● **PROMPT**: Copy out the records precisely, omitting pictures.

Dataset rows:
:::::

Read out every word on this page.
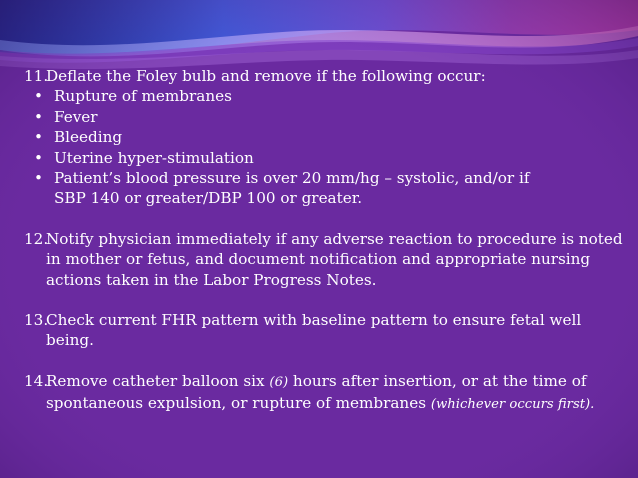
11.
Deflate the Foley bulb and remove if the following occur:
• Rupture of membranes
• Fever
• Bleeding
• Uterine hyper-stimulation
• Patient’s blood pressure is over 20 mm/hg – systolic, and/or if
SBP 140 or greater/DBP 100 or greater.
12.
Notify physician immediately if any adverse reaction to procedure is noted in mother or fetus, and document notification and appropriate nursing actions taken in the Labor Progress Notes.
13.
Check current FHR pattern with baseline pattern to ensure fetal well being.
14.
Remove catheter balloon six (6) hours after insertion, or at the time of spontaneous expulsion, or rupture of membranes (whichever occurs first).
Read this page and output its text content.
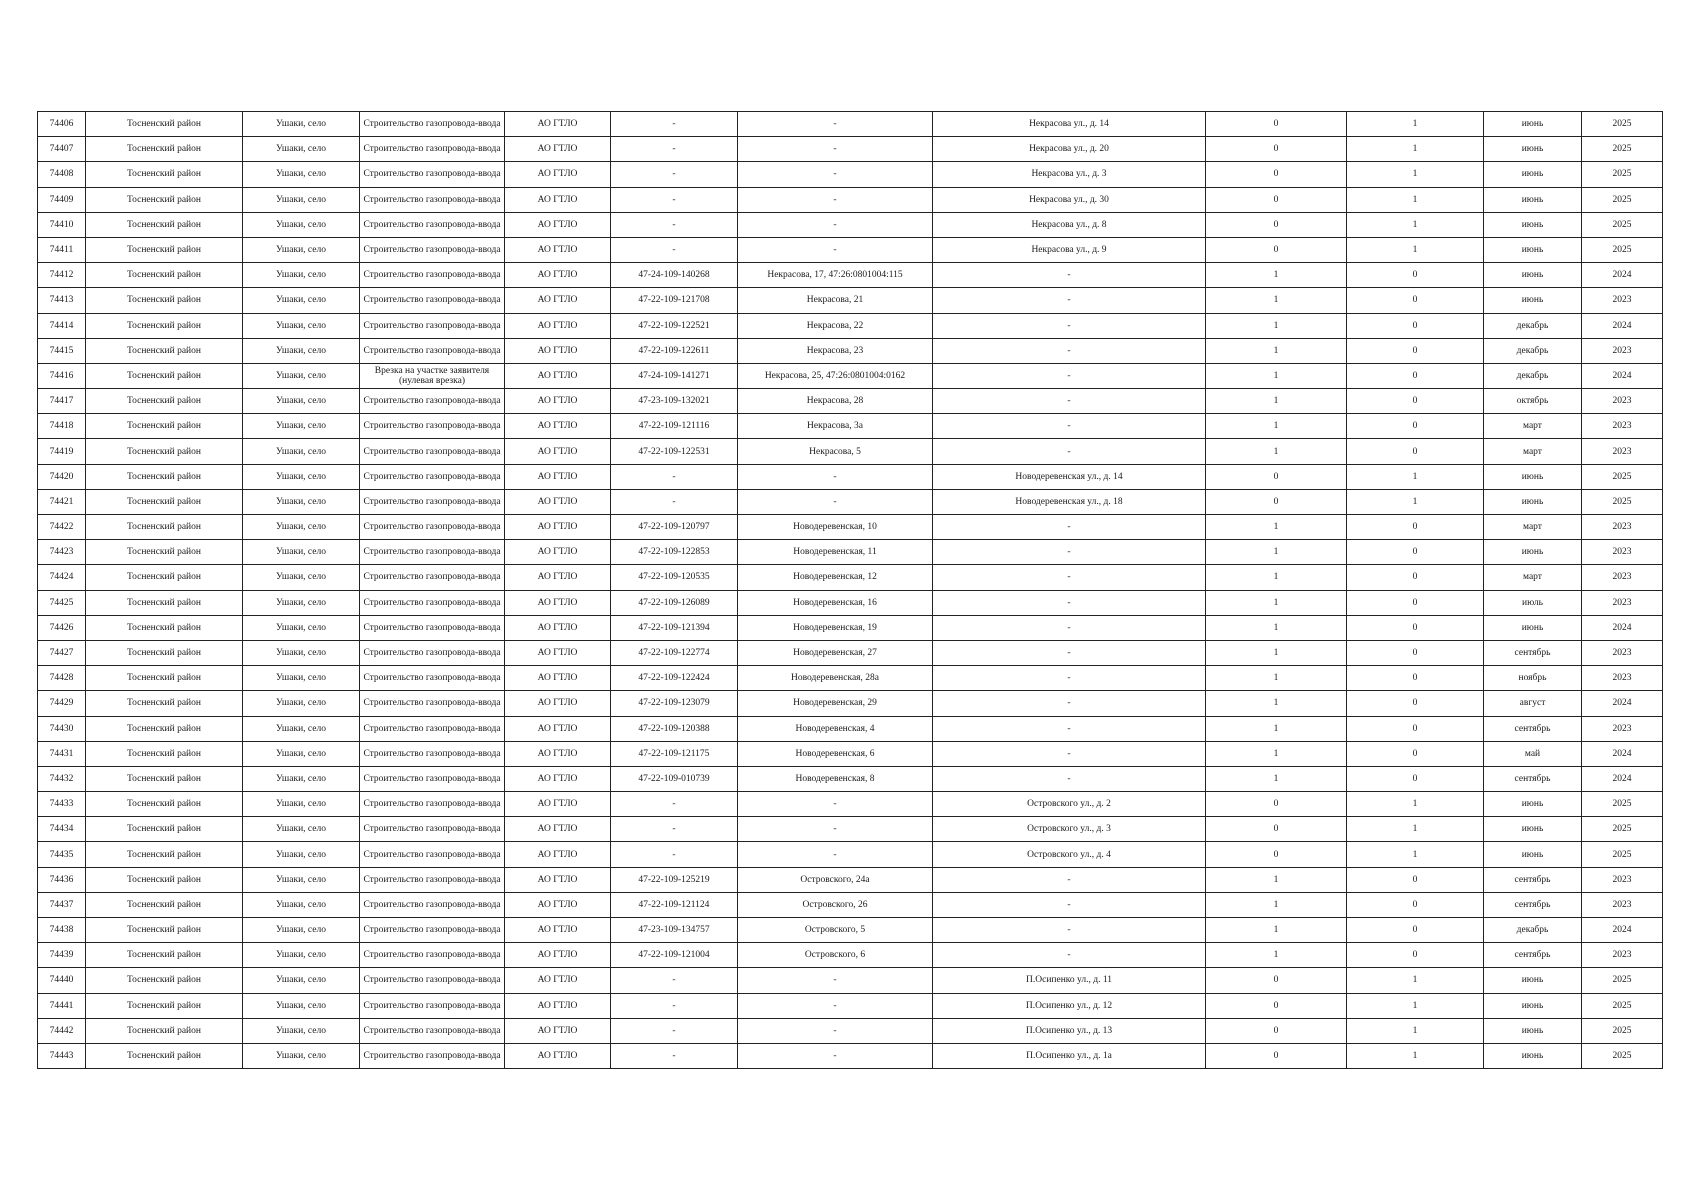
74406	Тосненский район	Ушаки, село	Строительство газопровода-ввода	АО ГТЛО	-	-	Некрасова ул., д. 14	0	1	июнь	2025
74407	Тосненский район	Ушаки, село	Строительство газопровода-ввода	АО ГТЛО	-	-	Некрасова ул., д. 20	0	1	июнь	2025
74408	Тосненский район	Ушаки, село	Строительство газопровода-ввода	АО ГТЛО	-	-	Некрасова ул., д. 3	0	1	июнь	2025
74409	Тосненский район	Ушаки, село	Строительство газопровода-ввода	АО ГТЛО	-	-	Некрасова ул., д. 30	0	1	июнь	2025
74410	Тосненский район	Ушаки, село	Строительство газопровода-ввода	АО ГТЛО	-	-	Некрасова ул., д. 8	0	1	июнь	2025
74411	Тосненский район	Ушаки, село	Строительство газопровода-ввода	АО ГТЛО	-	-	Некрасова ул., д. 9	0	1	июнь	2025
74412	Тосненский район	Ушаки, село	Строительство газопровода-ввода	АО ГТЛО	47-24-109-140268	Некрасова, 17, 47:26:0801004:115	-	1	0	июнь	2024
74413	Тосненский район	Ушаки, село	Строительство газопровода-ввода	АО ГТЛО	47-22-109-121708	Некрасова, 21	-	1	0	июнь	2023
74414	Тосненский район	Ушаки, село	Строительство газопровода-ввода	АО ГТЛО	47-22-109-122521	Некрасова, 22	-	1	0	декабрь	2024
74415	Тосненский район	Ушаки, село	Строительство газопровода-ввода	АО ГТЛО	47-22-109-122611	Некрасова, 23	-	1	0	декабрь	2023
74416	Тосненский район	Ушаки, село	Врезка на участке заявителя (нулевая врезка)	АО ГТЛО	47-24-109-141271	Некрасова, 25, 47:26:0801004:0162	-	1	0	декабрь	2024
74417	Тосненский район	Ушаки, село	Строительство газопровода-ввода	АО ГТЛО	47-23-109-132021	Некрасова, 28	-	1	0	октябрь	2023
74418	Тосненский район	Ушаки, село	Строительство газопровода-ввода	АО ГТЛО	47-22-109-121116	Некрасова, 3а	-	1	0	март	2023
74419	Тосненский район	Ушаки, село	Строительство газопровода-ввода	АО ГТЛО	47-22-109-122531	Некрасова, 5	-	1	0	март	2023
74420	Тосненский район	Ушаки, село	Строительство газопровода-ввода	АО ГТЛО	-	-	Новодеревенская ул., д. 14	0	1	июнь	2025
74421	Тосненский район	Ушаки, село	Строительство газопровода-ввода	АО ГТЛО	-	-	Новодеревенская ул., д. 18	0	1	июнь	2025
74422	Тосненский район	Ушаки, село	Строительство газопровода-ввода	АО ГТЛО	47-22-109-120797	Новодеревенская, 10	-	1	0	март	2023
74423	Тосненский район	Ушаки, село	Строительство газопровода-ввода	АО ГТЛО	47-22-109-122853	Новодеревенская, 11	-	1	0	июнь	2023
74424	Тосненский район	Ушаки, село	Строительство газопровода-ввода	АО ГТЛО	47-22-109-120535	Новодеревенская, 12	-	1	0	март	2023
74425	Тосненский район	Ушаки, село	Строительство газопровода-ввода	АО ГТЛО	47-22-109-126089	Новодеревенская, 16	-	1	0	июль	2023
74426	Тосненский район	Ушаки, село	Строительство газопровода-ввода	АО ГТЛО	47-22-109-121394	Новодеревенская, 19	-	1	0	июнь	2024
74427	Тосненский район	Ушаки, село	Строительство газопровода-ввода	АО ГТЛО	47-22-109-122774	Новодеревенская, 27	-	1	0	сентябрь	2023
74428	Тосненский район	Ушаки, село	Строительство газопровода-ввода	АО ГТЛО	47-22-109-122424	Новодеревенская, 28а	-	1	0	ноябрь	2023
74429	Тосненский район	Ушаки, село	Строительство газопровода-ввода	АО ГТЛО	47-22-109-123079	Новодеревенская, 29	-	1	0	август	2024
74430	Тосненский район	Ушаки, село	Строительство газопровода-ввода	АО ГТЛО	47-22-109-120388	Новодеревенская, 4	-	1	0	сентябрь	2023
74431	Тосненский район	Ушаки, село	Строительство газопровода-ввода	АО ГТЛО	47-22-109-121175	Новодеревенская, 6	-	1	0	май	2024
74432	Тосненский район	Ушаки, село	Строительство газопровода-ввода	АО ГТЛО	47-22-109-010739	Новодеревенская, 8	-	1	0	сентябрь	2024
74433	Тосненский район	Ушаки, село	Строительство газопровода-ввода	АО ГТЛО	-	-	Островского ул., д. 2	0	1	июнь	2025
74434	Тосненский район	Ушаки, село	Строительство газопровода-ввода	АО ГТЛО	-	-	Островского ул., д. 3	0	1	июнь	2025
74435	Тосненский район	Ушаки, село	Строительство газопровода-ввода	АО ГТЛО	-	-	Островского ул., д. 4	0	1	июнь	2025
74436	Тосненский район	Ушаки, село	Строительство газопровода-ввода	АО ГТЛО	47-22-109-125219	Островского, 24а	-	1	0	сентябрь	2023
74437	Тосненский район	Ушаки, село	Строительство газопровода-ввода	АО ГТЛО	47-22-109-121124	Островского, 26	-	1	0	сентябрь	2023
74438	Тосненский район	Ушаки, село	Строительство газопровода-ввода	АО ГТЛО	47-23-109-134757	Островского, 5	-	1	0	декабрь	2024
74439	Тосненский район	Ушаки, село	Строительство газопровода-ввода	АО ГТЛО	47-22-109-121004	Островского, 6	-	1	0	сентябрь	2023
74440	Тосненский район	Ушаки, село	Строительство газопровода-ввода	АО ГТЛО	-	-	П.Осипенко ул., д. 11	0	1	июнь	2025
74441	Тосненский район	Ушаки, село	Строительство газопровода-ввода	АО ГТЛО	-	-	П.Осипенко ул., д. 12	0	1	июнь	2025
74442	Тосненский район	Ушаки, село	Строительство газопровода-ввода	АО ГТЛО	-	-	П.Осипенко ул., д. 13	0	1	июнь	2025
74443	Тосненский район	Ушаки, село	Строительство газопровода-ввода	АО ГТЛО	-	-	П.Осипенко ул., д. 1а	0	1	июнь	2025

:::::

● **RESPONSE**:
Read out every word on this page.
11.
Deflate the Foley bulb and remove if the following occur:
• Rupture of membranes
• Fever
• Bleeding
• Uterine hyper-stimulation
• Patient’s blood pressure is over 20 mm/hg – systolic, and/or if
SBP 140 or greater/DBP 100 or greater.
12.
Notify physician immediately if any adverse reaction to procedure is noted in mother or fetus, and document notification and appropriate nursing actions taken in the Labor Progress Notes.
13.
Check current FHR pattern with baseline pattern to ensure fetal well being.
14.
Remove catheter balloon six (6) hours after insertion, or at the time of spontaneous expulsion, or rupture of membranes (whichever occurs first).
Read this page and output its text content.
74406	Тосненский район	Ушаки, село	Строительство газопровода-ввода	АО ГТЛО	-	-	Некрасова ул., д. 14	0	1	июнь	2025
74407	Тосненский район	Ушаки, село	Строительство газопровода-ввода	АО ГТЛО	-	-	Некрасова ул., д. 20	0	1	июнь	2025
74408	Тосненский район	Ушаки, село	Строительство газопровода-ввода	АО ГТЛО	-	-	Некрасова ул., д. 3	0	1	июнь	2025
74409	Тосненский район	Ушаки, село	Строительство газопровода-ввода	АО ГТЛО	-	-	Некрасова ул., д. 30	0	1	июнь	2025
74410	Тосненский район	Ушаки, село	Строительство газопровода-ввода	АО ГТЛО	-	-	Некрасова ул., д. 8	0	1	июнь	2025
74411	Тосненский район	Ушаки, село	Строительство газопровода-ввода	АО ГТЛО	-	-	Некрасова ул., д. 9	0	1	июнь	2025
74412	Тосненский район	Ушаки, село	Строительство газопровода-ввода	АО ГТЛО	47-24-109-140268	Некрасова, 17, 47:26:0801004:115	-	1	0	июнь	2024
74413	Тосненский район	Ушаки, село	Строительство газопровода-ввода	АО ГТЛО	47-22-109-121708	Некрасова, 21	-	1	0	июнь	2023
74414	Тосненский район	Ушаки, село	Строительство газопровода-ввода	АО ГТЛО	47-22-109-122521	Некрасова, 22	-	1	0	декабрь	2024
74415	Тосненский район	Ушаки, село	Строительство газопровода-ввода	АО ГТЛО	47-22-109-122611	Некрасова, 23	-	1	0	декабрь	2023
74416	Тосненский район	Ушаки, село	Врезка на участке заявителя (нулевая врезка)	АО ГТЛО	47-24-109-141271	Некрасова, 25, 47:26:0801004:0162	-	1	0	декабрь	2024
74417	Тосненский район	Ушаки, село	Строительство газопровода-ввода	АО ГТЛО	47-23-109-132021	Некрасова, 28	-	1	0	октябрь	2023
74418	Тосненский район	Ушаки, село	Строительство газопровода-ввода	АО ГТЛО	47-22-109-121116	Некрасова, 3а	-	1	0	март	2023
74419	Тосненский район	Ушаки, село	Строительство газопровода-ввода	АО ГТЛО	47-22-109-122531	Некрасова, 5	-	1	0	март	2023
74420	Тосненский район	Ушаки, село	Строительство газопровода-ввода	АО ГТЛО	-	-	Новодеревенская ул., д. 14	0	1	июнь	2025
74421	Тосненский район	Ушаки, село	Строительство газопровода-ввода	АО ГТЛО	-	-	Новодеревенская ул., д. 18	0	1	июнь	2025
74422	Тосненский район	Ушаки, село	Строительство газопровода-ввода	АО ГТЛО	47-22-109-120797	Новодеревенская, 10	-	1	0	март	2023
74423	Тосненский район	Ушаки, село	Строительство газопровода-ввода	АО ГТЛО	47-22-109-122853	Новодеревенская, 11	-	1	0	июнь	2023
74424	Тосненский район	Ушаки, село	Строительство газопровода-ввода	АО ГТЛО	47-22-109-120535	Новодеревенская, 12	-	1	0	март	2023
74425	Тосненский район	Ушаки, село	Строительство газопровода-ввода	АО ГТЛО	47-22-109-126089	Новодеревенская, 16	-	1	0	июль	2023
74426	Тосненский район	Ушаки, село	Строительство газопровода-ввода	АО ГТЛО	47-22-109-121394	Новодеревенская, 19	-	1	0	июнь	2024
74427	Тосненский район	Ушаки, село	Строительство газопровода-ввода	АО ГТЛО	47-22-109-122774	Новодеревенская, 27	-	1	0	сентябрь	2023
74428	Тосненский район	Ушаки, село	Строительство газопровода-ввода	АО ГТЛО	47-22-109-122424	Новодеревенская, 28а	-	1	0	ноябрь	2023
74429	Тосненский район	Ушаки, село	Строительство газопровода-ввода	АО ГТЛО	47-22-109-123079	Новодеревенская, 29	-	1	0	август	2024
74430	Тосненский район	Ушаки, село	Строительство газопровода-ввода	АО ГТЛО	47-22-109-120388	Новодеревенская, 4	-	1	0	сентябрь	2023
74431	Тосненский район	Ушаки, село	Строительство газопровода-ввода	АО ГТЛО	47-22-109-121175	Новодеревенская, 6	-	1	0	май	2024
74432	Тосненский район	Ушаки, село	Строительство газопровода-ввода	АО ГТЛО	47-22-109-010739	Новодеревенская, 8	-	1	0	сентябрь	2024
74433	Тосненский район	Ушаки, село	Строительство газопровода-ввода	АО ГТЛО	-	-	Островского ул., д. 2	0	1	июнь	2025
74434	Тосненский район	Ушаки, село	Строительство газопровода-ввода	АО ГТЛО	-	-	Островского ул., д. 3	0	1	июнь	2025
74435	Тосненский район	Ушаки, село	Строительство газопровода-ввода	АО ГТЛО	-	-	Островского ул., д. 4	0	1	июнь	2025
74436	Тосненский район	Ушаки, село	Строительство газопровода-ввода	АО ГТЛО	47-22-109-125219	Островского, 24а	-	1	0	сентябрь	2023
74437	Тосненский район	Ушаки, село	Строительство газопровода-ввода	АО ГТЛО	47-22-109-121124	Островского, 26	-	1	0	сентябрь	2023
74438	Тосненский район	Ушаки, село	Строительство газопровода-ввода	АО ГТЛО	47-23-109-134757	Островского, 5	-	1	0	декабрь	2024
74439	Тосненский район	Ушаки, село	Строительство газопровода-ввода	АО ГТЛО	47-22-109-121004	Островского, 6	-	1	0	сентябрь	2023
74440	Тосненский район	Ушаки, село	Строительство газопровода-ввода	АО ГТЛО	-	-	П.Осипенко ул., д. 11	0	1	июнь	2025
74441	Тосненский район	Ушаки, село	Строительство газопровода-ввода	АО ГТЛО	-	-	П.Осипенко ул., д. 12	0	1	июнь	2025
74442	Тосненский район	Ушаки, село	Строительство газопровода-ввода	АО ГТЛО	-	-	П.Осипенко ул., д. 13	0	1	июнь	2025
74443	Тосненский район	Ушаки, село	Строительство газопровода-ввода	АО ГТЛО	-	-	П.Осипенко ул., д. 1а	0	1	июнь	2025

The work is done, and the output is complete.